• Collected data entries:
----------------

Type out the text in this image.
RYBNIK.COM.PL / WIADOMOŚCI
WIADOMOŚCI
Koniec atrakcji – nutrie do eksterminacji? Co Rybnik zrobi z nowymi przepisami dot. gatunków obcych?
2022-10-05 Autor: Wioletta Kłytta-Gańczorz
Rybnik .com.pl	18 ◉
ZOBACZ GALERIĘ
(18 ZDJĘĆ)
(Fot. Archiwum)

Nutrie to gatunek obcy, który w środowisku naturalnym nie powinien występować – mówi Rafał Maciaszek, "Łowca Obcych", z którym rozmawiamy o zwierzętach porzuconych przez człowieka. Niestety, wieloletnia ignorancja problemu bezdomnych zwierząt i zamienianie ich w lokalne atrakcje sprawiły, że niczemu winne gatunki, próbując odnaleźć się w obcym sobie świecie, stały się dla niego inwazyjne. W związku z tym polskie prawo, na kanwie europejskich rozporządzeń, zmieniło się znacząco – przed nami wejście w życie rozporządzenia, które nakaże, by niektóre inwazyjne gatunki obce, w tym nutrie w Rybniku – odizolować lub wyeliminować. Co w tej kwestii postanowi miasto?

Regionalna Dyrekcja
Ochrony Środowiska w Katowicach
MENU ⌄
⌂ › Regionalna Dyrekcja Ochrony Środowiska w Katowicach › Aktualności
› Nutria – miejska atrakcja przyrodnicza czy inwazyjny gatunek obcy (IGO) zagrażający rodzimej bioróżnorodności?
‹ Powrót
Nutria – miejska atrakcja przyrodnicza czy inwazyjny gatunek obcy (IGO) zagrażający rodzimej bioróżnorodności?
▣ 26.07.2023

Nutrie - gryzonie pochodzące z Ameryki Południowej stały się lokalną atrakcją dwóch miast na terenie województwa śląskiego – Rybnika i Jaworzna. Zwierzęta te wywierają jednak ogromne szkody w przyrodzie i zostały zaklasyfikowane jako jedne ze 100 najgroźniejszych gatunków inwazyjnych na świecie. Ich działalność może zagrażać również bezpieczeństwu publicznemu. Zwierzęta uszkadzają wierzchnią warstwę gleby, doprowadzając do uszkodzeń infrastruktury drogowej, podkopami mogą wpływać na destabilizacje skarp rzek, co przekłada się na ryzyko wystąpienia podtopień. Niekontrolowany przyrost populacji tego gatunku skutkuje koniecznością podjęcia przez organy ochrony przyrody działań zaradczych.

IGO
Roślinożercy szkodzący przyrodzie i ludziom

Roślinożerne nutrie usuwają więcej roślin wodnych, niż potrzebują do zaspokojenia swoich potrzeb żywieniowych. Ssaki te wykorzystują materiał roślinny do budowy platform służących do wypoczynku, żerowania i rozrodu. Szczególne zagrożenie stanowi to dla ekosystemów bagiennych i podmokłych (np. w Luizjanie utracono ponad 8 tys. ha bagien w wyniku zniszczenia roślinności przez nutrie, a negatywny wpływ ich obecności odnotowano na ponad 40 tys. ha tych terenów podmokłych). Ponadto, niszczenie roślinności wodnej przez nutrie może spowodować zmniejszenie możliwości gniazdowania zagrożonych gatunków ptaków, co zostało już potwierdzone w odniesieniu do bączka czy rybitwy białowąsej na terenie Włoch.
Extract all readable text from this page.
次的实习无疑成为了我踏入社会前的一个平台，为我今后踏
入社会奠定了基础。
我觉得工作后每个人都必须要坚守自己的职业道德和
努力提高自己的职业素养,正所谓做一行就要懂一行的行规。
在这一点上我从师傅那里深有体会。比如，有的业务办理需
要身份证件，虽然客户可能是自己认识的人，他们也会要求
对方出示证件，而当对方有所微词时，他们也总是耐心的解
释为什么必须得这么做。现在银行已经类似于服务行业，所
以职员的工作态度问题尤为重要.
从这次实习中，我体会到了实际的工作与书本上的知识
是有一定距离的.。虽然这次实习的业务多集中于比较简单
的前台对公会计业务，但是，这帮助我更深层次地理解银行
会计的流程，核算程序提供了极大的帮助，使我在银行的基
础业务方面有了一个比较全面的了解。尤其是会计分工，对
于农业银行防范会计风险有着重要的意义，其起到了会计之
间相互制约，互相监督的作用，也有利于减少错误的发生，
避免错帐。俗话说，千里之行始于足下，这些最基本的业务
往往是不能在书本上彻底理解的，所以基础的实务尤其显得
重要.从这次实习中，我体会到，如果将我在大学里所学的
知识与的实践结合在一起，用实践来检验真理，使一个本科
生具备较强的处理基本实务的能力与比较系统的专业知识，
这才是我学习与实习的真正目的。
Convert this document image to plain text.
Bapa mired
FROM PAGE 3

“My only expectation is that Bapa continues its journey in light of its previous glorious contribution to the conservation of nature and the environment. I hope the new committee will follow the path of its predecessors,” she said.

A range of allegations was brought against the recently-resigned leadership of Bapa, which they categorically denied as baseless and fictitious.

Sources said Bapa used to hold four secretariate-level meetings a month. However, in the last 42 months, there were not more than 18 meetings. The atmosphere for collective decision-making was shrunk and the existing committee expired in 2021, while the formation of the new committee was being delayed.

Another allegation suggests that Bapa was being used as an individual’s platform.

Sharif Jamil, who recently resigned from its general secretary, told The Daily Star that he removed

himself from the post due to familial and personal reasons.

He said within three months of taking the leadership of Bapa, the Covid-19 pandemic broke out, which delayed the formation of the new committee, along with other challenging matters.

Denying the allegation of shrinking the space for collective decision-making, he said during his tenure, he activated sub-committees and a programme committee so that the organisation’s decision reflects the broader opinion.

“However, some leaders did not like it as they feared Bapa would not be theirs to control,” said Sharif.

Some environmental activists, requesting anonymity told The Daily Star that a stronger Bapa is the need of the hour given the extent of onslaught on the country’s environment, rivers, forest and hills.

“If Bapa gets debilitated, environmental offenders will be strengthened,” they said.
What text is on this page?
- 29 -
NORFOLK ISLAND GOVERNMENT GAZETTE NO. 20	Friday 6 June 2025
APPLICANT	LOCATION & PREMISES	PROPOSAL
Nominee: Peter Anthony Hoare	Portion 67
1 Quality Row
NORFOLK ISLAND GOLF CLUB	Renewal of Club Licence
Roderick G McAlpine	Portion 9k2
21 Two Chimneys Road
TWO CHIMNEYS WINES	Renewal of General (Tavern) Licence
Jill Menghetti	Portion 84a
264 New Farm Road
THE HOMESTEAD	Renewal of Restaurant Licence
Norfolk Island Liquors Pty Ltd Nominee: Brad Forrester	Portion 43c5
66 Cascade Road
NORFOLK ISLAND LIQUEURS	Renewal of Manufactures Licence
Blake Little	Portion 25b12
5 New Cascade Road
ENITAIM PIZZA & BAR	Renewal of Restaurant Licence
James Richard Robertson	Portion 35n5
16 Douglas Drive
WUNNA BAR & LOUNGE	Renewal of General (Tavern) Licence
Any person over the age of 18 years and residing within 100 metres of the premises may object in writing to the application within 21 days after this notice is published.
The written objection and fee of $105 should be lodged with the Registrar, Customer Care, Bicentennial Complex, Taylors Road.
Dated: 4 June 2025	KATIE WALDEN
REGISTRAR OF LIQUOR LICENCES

----------------

• GIVEN REQUEST:
The lines to collect are those holding the string "Portion"; copy them all.

• EXPECTED OUTPUT:
Nominee: Peter Anthony Hoare	Portion 67
Roderick G McAlpine	Portion 9k2
Jill Menghetti	Portion 84a
Norfolk Island Liquors Pty Ltd Nominee: Brad Forrester	Portion 43c5
Blake Little	Portion 25b12
James Richard Robertson	Portion 35n5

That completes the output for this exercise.